* Given task: Reproduce all records verbatim.

***** Material for the task

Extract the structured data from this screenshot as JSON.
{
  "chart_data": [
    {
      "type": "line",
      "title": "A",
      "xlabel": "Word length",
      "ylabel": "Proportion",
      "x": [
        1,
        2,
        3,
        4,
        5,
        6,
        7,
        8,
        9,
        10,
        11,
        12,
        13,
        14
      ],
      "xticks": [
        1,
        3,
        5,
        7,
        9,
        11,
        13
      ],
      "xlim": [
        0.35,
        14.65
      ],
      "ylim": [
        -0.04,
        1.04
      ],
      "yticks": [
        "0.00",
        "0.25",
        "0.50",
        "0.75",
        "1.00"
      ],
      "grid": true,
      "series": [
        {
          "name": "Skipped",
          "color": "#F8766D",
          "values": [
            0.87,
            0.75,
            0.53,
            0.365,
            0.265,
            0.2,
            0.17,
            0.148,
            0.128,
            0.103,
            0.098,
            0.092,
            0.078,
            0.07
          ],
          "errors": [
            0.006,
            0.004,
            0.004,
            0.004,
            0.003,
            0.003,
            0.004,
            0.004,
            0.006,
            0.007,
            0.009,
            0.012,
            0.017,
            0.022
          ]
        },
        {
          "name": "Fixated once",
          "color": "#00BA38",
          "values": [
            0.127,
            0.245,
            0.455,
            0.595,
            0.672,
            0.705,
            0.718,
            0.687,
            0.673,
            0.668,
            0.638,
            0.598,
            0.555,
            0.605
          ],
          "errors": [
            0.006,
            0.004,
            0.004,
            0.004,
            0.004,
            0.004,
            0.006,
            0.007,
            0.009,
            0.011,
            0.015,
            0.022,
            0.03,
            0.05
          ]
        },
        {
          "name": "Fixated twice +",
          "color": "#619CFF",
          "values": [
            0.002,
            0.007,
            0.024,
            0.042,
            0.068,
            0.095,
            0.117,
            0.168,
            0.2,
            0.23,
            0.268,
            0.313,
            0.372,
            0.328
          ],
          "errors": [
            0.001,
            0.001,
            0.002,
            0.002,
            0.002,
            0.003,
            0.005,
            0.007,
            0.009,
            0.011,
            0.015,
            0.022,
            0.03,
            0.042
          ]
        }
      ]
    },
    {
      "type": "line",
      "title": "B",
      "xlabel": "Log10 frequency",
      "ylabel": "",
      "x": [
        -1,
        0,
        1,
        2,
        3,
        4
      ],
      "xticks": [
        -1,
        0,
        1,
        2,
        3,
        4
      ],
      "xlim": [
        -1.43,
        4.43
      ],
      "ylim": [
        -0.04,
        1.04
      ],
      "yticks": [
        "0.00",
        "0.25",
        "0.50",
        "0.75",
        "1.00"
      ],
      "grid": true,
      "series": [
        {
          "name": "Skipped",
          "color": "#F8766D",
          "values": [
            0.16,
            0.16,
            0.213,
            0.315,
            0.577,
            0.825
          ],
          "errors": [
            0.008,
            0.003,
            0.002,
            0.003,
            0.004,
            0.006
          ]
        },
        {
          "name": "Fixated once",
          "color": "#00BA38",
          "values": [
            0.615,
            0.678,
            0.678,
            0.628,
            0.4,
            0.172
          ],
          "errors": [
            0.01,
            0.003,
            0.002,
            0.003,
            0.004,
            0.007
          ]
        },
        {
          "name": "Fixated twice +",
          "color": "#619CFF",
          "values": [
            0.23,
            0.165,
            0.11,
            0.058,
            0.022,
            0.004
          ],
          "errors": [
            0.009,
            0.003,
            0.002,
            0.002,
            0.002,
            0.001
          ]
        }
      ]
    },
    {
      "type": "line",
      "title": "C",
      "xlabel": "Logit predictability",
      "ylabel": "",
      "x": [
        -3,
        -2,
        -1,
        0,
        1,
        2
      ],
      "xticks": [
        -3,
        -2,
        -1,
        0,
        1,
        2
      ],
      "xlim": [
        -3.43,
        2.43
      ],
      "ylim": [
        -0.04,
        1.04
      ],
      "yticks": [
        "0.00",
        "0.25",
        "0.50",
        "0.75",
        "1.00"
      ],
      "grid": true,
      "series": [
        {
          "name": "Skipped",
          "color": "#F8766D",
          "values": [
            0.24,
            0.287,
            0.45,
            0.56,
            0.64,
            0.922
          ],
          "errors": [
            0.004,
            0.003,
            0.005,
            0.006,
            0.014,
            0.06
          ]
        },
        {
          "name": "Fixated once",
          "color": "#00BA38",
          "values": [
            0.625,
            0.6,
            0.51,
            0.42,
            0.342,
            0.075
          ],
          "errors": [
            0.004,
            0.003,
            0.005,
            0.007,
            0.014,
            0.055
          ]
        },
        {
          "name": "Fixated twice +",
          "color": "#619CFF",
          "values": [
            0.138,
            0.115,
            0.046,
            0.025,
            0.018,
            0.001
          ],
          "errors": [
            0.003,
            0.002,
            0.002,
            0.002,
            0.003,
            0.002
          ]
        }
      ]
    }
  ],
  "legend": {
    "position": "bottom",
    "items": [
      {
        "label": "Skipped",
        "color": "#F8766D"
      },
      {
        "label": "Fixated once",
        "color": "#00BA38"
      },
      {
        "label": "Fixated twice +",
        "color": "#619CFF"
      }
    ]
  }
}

**********

* Output of the exercise:
Extract the structured data from this screenshot as JSON.
{
  "chart_data": [
    {
      "type": "line",
      "title": "A",
      "xlabel": "Word length",
      "ylabel": "Proportion",
      "x": [
        1,
        2,
        3,
        4,
        5,
        6,
        7,
        8,
        9,
        10,
        11,
        12,
        13,
        14
      ],
      "xticks": [
        1,
        3,
        5,
        7,
        9,
        11,
        13
      ],
      "xlim": [
        0.35,
        14.65
      ],
      "ylim": [
        -0.04,
        1.04
      ],
      "yticks": [
        "0.00",
        "0.25",
        "0.50",
        "0.75",
        "1.00"
      ],
      "grid": true,
      "series": [
        {
          "name": "Skipped",
          "color": "#F8766D",
          "values": [
            0.87,
            0.75,
            0.53,
            0.365,
            0.265,
            0.2,
            0.17,
            0.148,
            0.128,
            0.103,
            0.098,
            0.092,
            0.078,
            0.07
          ],
          "errors": [
            0.006,
            0.004,
            0.004,
            0.004,
            0.003,
            0.003,
            0.004,
            0.004,
            0.006,
            0.007,
            0.009,
            0.012,
            0.017,
            0.022
          ]
        },
        {
          "name": "Fixated once",
          "color": "#00BA38",
          "values": [
            0.127,
            0.245,
            0.455,
            0.595,
            0.672,
            0.705,
            0.718,
            0.687,
            0.673,
            0.668,
            0.638,
            0.598,
            0.555,
            0.605
          ],
          "errors": [
            0.006,
            0.004,
            0.004,
            0.004,
            0.004,
            0.004,
            0.006,
            0.007,
            0.009,
            0.011,
            0.015,
            0.022,
            0.03,
            0.05
          ]
        },
        {
          "name": "Fixated twice +",
          "color": "#619CFF",
          "values": [
            0.002,
            0.007,
            0.024,
            0.042,
            0.068,
            0.095,
            0.117,
            0.168,
            0.2,
            0.23,
            0.268,
            0.313,
            0.372,
            0.328
          ],
          "errors": [
            0.001,
            0.001,
            0.002,
            0.002,
            0.002,
            0.003,
            0.005,
            0.007,
            0.009,
            0.011,
            0.015,
            0.022,
            0.03,
            0.042
          ]
        }
      ]
    },
    {
      "type": "line",
      "title": "B",
      "xlabel": "Log10 frequency",
      "ylabel": "",
      "x": [
        -1,
        0,
        1,
        2,
        3,
        4
      ],
      "xticks": [
        -1,
        0,
        1,
        2,
        3,
        4
      ],
      "xlim": [
        -1.43,
        4.43
      ],
      "ylim": [
        -0.04,
        1.04
      ],
      "yticks": [
        "0.00",
        "0.25",
        "0.50",
        "0.75",
        "1.00"
      ],
      "grid": true,
      "series": [
        {
          "name": "Skipped",
          "color": "#F8766D",
          "values": [
            0.16,
            0.16,
            0.213,
            0.315,
            0.577,
            0.825
          ],
          "errors": [
            0.008,
            0.003,
            0.002,
            0.003,
            0.004,
            0.006
          ]
        },
        {
          "name": "Fixated once",
          "color": "#00BA38",
          "values": [
            0.615,
            0.678,
            0.678,
            0.628,
            0.4,
            0.172
          ],
          "errors": [
            0.01,
            0.003,
            0.002,
            0.003,
            0.004,
            0.007
          ]
        },
        {
          "name": "Fixated twice +",
          "color": "#619CFF",
          "values": [
            0.23,
            0.165,
            0.11,
            0.058,
            0.022,
            0.004
          ],
          "errors": [
            0.009,
            0.003,
            0.002,
            0.002,
            0.002,
            0.001
          ]
        }
      ]
    },
    {
      "type": "line",
      "title": "C",
      "xlabel": "Logit predictability",
      "ylabel": "",
      "x": [
        -3,
        -2,
        -1,
        0,
        1,
        2
      ],
      "xticks": [
        -3,
        -2,
        -1,
        0,
        1,
        2
      ],
      "xlim": [
        -3.43,
        2.43
      ],
      "ylim": [
        -0.04,
        1.04
      ],
      "yticks": [
        "0.00",
        "0.25",
        "0.50",
        "0.75",
        "1.00"
      ],
      "grid": true,
      "series": [
        {
          "name": "Skipped",
          "color": "#F8766D",
          "values": [
            0.24,
            0.287,
            0.45,
            0.56,
            0.64,
            0.922
          ],
          "errors": [
            0.004,
            0.003,
            0.005,
            0.006,
            0.014,
            0.06
          ]
        },
        {
          "name": "Fixated once",
          "color": "#00BA38",
          "values": [
            0.625,
            0.6,
            0.51,
            0.42,
            0.342,
            0.075
          ],
          "errors": [
            0.004,
            0.003,
            0.005,
            0.007,
            0.014,
            0.055
          ]
        },
        {
          "name": "Fixated twice +",
          "color": "#619CFF",
          "values": [
            0.138,
            0.115,
            0.046,
            0.025,
            0.018,
            0.001
          ],
          "errors": [
            0.003,
            0.002,
            0.002,
            0.002,
            0.003,
            0.002
          ]
        }
      ]
    }
  ],
  "legend": {
    "position": "bottom",
    "items": [
      {
        "label": "Skipped",
        "color": "#F8766D"
      },
      {
        "label": "Fixated once",
        "color": "#00BA38"
      },
      {
        "label": "Fixated twice +",
        "color": "#619CFF"
      }
    ]
  }
}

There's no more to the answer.